▶ [THE PROBLEM]
Copy every record below, exactly as written.
___ DATA FOR THE TASK
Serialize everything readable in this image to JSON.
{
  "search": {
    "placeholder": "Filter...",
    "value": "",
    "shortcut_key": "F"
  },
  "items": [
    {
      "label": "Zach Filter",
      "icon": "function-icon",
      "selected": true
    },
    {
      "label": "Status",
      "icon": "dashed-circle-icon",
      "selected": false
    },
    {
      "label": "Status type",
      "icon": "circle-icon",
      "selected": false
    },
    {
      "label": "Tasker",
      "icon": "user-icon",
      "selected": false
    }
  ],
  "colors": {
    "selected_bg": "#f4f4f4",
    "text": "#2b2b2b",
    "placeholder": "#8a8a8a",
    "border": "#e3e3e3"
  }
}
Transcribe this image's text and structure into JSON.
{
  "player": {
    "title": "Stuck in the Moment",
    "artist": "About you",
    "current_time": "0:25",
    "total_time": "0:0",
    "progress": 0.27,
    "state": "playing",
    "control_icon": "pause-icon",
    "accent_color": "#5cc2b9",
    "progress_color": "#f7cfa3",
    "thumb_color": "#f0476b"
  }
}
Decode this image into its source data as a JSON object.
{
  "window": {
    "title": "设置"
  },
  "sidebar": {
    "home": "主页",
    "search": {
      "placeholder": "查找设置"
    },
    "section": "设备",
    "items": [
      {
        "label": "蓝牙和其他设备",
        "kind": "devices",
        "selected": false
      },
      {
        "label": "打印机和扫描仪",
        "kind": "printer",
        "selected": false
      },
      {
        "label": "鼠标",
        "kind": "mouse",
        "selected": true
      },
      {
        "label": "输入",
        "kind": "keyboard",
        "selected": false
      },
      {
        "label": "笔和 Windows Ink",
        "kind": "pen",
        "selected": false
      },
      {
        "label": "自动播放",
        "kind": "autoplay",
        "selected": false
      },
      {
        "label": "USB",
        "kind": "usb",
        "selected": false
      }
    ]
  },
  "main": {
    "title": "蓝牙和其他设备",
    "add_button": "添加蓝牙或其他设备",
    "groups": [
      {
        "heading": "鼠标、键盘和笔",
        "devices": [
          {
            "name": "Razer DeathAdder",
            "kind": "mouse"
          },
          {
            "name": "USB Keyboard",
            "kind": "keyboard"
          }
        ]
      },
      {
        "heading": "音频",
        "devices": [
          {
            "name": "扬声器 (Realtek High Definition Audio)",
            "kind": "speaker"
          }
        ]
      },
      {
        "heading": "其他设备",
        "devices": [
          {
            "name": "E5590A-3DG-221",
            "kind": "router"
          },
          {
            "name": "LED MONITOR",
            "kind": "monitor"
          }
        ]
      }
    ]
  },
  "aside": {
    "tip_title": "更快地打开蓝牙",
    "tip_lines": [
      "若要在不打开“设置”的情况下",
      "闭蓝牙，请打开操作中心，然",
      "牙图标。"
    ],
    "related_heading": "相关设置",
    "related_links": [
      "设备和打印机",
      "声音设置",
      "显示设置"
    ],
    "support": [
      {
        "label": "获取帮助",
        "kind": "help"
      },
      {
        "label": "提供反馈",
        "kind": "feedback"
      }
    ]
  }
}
______
▶ [SOLUTION TO THIS TASK]
Serialize everything readable in this image to JSON.
{
  "search": {
    "placeholder": "Filter...",
    "value": "",
    "shortcut_key": "F"
  },
  "items": [
    {
      "label": "Zach Filter",
      "icon": "function-icon",
      "selected": true
    },
    {
      "label": "Status",
      "icon": "dashed-circle-icon",
      "selected": false
    },
    {
      "label": "Status type",
      "icon": "circle-icon",
      "selected": false
    },
    {
      "label": "Tasker",
      "icon": "user-icon",
      "selected": false
    }
  ],
  "colors": {
    "selected_bg": "#f4f4f4",
    "text": "#2b2b2b",
    "placeholder": "#8a8a8a",
    "border": "#e3e3e3"
  }
}
Transcribe this image's text and structure into JSON.
{
  "player": {
    "title": "Stuck in the Moment",
    "artist": "About you",
    "current_time": "0:25",
    "total_time": "0:0",
    "progress": 0.27,
    "state": "playing",
    "control_icon": "pause-icon",
    "accent_color": "#5cc2b9",
    "progress_color": "#f7cfa3",
    "thumb_color": "#f0476b"
  }
}
Decode this image into its source data as a JSON object.
{
  "window": {
    "title": "设置"
  },
  "sidebar": {
    "home": "主页",
    "search": {
      "placeholder": "查找设置"
    },
    "section": "设备",
    "items": [
      {
        "label": "蓝牙和其他设备",
        "kind": "devices",
        "selected": false
      },
      {
        "label": "打印机和扫描仪",
        "kind": "printer",
        "selected": false
      },
      {
        "label": "鼠标",
        "kind": "mouse",
        "selected": true
      },
      {
        "label": "输入",
        "kind": "keyboard",
        "selected": false
      },
      {
        "label": "笔和 Windows Ink",
        "kind": "pen",
        "selected": false
      },
      {
        "label": "自动播放",
        "kind": "autoplay",
        "selected": false
      },
      {
        "label": "USB",
        "kind": "usb",
        "selected": false
      }
    ]
  },
  "main": {
    "title": "蓝牙和其他设备",
    "add_button": "添加蓝牙或其他设备",
    "groups": [
      {
        "heading": "鼠标、键盘和笔",
        "devices": [
          {
            "name": "Razer DeathAdder",
            "kind": "mouse"
          },
          {
            "name": "USB Keyboard",
            "kind": "keyboard"
          }
        ]
      },
      {
        "heading": "音频",
        "devices": [
          {
            "name": "扬声器 (Realtek High Definition Audio)",
            "kind": "speaker"
          }
        ]
      },
      {
        "heading": "其他设备",
        "devices": [
          {
            "name": "E5590A-3DG-221",
            "kind": "router"
          },
          {
            "name": "LED MONITOR",
            "kind": "monitor"
          }
        ]
      }
    ]
  },
  "aside": {
    "tip_title": "更快地打开蓝牙",
    "tip_lines": [
      "若要在不打开“设置”的情况下",
      "闭蓝牙，请打开操作中心，然",
      "牙图标。"
    ],
    "related_heading": "相关设置",
    "related_links": [
      "设备和打印机",
      "声音设置",
      "显示设置"
    ],
    "support": [
      {
        "label": "获取帮助",
        "kind": "help"
      },
      {
        "label": "提供反馈",
        "kind": "feedback"
      }
    ]
  }
}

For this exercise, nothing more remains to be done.